WORK TO DO: Would you copy out the whole listing exactly as given?

━━━

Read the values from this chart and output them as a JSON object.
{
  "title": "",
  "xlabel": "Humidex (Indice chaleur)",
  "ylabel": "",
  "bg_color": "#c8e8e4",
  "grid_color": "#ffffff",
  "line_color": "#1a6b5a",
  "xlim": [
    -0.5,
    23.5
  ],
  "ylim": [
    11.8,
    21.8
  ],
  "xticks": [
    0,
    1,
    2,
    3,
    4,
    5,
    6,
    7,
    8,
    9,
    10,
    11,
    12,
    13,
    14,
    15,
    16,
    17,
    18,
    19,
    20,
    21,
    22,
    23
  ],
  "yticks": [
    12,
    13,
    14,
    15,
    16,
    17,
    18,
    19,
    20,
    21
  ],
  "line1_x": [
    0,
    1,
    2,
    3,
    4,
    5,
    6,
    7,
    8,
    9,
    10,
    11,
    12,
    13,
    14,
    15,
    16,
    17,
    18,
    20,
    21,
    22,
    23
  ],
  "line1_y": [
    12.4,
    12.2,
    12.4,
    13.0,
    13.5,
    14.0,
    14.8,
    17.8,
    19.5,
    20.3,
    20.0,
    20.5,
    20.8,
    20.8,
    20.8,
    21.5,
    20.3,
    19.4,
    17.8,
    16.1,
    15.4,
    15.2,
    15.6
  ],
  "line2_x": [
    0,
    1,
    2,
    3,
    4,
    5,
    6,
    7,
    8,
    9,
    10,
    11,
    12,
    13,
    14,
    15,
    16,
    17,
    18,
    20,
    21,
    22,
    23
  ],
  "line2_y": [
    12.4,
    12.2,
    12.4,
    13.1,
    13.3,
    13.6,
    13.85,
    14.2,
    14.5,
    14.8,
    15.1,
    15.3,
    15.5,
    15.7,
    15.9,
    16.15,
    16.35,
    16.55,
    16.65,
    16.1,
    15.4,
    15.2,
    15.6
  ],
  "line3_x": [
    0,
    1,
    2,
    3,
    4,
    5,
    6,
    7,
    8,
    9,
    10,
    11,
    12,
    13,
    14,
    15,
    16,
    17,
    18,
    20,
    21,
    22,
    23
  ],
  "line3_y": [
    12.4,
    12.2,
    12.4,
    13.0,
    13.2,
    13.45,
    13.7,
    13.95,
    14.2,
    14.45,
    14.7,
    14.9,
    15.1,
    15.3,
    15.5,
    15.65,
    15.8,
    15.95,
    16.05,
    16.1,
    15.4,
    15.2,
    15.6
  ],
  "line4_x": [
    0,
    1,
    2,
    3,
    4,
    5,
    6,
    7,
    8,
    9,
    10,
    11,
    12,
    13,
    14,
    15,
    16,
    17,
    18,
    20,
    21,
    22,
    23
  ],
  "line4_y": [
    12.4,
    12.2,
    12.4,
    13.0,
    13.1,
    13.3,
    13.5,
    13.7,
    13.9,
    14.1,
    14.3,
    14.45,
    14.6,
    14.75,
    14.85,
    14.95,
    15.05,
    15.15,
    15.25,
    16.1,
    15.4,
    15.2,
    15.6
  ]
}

━━━

REPLY:
Read the values from this chart and output them as a JSON object.
{
  "title": "",
  "xlabel": "Humidex (Indice chaleur)",
  "ylabel": "",
  "bg_color": "#c8e8e4",
  "grid_color": "#ffffff",
  "line_color": "#1a6b5a",
  "xlim": [
    -0.5,
    23.5
  ],
  "ylim": [
    11.8,
    21.8
  ],
  "xticks": [
    0,
    1,
    2,
    3,
    4,
    5,
    6,
    7,
    8,
    9,
    10,
    11,
    12,
    13,
    14,
    15,
    16,
    17,
    18,
    19,
    20,
    21,
    22,
    23
  ],
  "yticks": [
    12,
    13,
    14,
    15,
    16,
    17,
    18,
    19,
    20,
    21
  ],
  "line1_x": [
    0,
    1,
    2,
    3,
    4,
    5,
    6,
    7,
    8,
    9,
    10,
    11,
    12,
    13,
    14,
    15,
    16,
    17,
    18,
    20,
    21,
    22,
    23
  ],
  "line1_y": [
    12.4,
    12.2,
    12.4,
    13.0,
    13.5,
    14.0,
    14.8,
    17.8,
    19.5,
    20.3,
    20.0,
    20.5,
    20.8,
    20.8,
    20.8,
    21.5,
    20.3,
    19.4,
    17.8,
    16.1,
    15.4,
    15.2,
    15.6
  ],
  "line2_x": [
    0,
    1,
    2,
    3,
    4,
    5,
    6,
    7,
    8,
    9,
    10,
    11,
    12,
    13,
    14,
    15,
    16,
    17,
    18,
    20,
    21,
    22,
    23
  ],
  "line2_y": [
    12.4,
    12.2,
    12.4,
    13.1,
    13.3,
    13.6,
    13.85,
    14.2,
    14.5,
    14.8,
    15.1,
    15.3,
    15.5,
    15.7,
    15.9,
    16.15,
    16.35,
    16.55,
    16.65,
    16.1,
    15.4,
    15.2,
    15.6
  ],
  "line3_x": [
    0,
    1,
    2,
    3,
    4,
    5,
    6,
    7,
    8,
    9,
    10,
    11,
    12,
    13,
    14,
    15,
    16,
    17,
    18,
    20,
    21,
    22,
    23
  ],
  "line3_y": [
    12.4,
    12.2,
    12.4,
    13.0,
    13.2,
    13.45,
    13.7,
    13.95,
    14.2,
    14.45,
    14.7,
    14.9,
    15.1,
    15.3,
    15.5,
    15.65,
    15.8,
    15.95,
    16.05,
    16.1,
    15.4,
    15.2,
    15.6
  ],
  "line4_x": [
    0,
    1,
    2,
    3,
    4,
    5,
    6,
    7,
    8,
    9,
    10,
    11,
    12,
    13,
    14,
    15,
    16,
    17,
    18,
    20,
    21,
    22,
    23
  ],
  "line4_y": [
    12.4,
    12.2,
    12.4,
    13.0,
    13.1,
    13.3,
    13.5,
    13.7,
    13.9,
    14.1,
    14.3,
    14.45,
    14.6,
    14.75,
    14.85,
    14.95,
    15.05,
    15.15,
    15.25,
    16.1,
    15.4,
    15.2,
    15.6
  ]
}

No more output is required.